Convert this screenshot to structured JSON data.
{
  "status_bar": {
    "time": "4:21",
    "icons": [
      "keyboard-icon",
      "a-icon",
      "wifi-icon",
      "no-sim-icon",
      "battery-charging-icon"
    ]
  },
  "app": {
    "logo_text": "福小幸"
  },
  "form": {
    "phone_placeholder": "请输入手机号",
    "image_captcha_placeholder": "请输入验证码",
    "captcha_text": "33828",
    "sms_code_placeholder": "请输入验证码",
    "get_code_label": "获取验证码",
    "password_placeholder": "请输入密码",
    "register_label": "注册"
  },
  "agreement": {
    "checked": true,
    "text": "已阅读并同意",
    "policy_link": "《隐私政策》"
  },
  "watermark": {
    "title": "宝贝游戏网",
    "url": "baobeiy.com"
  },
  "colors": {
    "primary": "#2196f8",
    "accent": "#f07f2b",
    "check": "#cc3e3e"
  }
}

• **WHAT NEEDS TO BE DONE**:
Give the number of lines in the listing above that hold the string "请输入验证码", with nothing else.

• **ANSWER TO THIS PROBLEM**:
2